▸ TRY IT
Tally the lines below that contain "equation". The number is the whole answer.

------------------------------------------------------------

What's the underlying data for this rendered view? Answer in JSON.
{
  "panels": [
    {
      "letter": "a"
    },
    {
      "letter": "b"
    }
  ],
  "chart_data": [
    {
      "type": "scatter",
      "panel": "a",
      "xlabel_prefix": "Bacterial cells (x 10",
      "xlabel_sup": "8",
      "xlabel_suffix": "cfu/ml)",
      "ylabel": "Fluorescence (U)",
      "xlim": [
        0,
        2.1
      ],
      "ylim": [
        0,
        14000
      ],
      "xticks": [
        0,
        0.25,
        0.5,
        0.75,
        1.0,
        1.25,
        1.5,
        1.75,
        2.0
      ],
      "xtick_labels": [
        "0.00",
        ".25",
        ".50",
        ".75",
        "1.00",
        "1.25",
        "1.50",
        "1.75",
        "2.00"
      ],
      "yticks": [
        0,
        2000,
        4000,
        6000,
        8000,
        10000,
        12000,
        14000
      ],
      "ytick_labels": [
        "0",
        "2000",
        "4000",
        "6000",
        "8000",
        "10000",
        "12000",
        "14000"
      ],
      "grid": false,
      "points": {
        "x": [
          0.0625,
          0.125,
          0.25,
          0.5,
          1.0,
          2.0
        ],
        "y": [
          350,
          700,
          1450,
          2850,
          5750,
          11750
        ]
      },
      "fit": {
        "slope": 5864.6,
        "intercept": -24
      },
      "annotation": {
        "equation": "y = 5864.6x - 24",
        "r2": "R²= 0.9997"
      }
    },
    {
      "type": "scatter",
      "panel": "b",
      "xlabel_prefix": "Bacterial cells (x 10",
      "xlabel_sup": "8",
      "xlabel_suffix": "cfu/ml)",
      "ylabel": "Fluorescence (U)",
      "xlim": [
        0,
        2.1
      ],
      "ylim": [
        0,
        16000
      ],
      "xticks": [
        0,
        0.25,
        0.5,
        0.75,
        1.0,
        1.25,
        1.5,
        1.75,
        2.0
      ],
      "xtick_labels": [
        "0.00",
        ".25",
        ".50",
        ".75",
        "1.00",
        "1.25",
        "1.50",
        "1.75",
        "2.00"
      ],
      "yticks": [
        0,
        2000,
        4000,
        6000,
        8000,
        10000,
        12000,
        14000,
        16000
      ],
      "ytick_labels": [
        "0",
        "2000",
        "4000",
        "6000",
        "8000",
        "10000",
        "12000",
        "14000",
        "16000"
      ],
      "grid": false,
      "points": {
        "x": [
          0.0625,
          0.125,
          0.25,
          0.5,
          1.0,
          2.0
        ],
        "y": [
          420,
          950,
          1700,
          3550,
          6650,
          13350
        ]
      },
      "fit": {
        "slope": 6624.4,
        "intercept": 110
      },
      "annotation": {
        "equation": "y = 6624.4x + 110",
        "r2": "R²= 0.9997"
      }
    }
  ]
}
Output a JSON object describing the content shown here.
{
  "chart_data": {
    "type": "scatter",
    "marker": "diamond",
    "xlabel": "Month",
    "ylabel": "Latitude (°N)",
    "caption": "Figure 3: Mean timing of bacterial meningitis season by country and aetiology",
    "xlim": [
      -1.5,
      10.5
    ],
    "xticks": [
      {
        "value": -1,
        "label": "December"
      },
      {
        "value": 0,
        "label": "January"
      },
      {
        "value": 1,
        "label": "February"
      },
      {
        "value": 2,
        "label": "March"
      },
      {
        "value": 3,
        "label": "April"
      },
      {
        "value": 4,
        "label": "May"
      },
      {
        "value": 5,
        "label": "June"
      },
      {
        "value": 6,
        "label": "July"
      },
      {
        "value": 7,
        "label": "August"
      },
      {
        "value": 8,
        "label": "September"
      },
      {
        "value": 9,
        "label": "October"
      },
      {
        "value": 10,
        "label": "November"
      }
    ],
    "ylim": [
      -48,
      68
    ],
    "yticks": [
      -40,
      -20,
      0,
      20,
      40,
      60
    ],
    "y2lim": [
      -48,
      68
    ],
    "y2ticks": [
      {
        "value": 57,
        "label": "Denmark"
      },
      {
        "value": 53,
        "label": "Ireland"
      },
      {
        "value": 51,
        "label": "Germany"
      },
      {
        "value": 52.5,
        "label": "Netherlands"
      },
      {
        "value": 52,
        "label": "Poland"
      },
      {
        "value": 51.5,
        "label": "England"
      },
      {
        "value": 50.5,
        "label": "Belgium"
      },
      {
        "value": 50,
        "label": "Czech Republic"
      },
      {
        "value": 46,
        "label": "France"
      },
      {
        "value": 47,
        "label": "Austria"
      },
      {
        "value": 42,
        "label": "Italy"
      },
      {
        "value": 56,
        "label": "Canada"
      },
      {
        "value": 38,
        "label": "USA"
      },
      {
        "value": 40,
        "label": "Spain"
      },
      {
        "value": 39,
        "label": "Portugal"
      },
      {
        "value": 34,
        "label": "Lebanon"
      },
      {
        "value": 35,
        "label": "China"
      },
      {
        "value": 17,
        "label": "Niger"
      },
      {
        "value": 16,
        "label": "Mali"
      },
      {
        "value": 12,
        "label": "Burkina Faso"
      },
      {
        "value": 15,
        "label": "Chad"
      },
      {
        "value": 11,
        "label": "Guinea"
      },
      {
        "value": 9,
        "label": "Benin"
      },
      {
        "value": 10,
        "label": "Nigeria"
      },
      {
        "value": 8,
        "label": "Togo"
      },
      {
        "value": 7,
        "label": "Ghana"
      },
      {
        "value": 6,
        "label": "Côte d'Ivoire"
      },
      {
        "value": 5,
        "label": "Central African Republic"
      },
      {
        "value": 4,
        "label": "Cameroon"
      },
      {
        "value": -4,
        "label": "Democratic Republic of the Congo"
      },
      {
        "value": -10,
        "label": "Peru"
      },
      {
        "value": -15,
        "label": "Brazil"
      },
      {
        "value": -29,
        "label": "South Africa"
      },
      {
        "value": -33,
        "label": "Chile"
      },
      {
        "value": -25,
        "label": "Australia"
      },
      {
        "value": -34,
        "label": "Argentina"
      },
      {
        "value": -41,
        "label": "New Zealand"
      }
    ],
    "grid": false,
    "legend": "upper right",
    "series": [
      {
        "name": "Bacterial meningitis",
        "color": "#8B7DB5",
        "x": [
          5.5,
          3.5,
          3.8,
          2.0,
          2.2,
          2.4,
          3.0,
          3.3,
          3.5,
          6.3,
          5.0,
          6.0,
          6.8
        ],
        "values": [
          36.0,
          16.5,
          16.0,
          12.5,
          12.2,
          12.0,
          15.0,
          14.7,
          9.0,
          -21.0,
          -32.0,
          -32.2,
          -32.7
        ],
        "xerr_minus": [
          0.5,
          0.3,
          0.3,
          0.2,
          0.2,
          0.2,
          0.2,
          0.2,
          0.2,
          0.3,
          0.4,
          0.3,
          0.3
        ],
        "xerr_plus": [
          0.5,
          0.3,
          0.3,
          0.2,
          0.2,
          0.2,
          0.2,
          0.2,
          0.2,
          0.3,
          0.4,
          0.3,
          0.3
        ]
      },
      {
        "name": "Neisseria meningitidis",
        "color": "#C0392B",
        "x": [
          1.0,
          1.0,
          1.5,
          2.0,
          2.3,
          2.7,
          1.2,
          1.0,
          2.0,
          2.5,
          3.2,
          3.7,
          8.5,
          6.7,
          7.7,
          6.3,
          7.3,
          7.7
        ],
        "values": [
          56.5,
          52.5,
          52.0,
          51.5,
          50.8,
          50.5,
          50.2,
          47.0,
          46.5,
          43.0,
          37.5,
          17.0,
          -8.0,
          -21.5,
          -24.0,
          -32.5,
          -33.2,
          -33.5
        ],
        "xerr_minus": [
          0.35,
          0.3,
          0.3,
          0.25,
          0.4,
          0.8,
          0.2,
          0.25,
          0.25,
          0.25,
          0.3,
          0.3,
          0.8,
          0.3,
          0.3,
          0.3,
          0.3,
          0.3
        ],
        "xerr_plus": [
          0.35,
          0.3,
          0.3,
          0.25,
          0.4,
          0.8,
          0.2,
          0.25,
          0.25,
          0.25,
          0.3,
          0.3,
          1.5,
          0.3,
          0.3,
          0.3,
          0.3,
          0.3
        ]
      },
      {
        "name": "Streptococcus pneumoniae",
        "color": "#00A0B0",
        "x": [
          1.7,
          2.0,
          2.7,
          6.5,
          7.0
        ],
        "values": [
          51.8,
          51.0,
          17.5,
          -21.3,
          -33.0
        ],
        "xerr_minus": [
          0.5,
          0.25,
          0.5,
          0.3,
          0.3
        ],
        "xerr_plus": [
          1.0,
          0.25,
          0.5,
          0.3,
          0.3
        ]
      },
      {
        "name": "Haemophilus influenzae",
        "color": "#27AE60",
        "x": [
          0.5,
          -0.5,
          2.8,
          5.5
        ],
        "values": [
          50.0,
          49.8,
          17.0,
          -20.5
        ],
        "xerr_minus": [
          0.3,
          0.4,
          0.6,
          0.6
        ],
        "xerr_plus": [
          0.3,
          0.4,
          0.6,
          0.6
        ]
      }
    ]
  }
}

------------------------------------------------------------

▸ WRITTEN ANSWER
2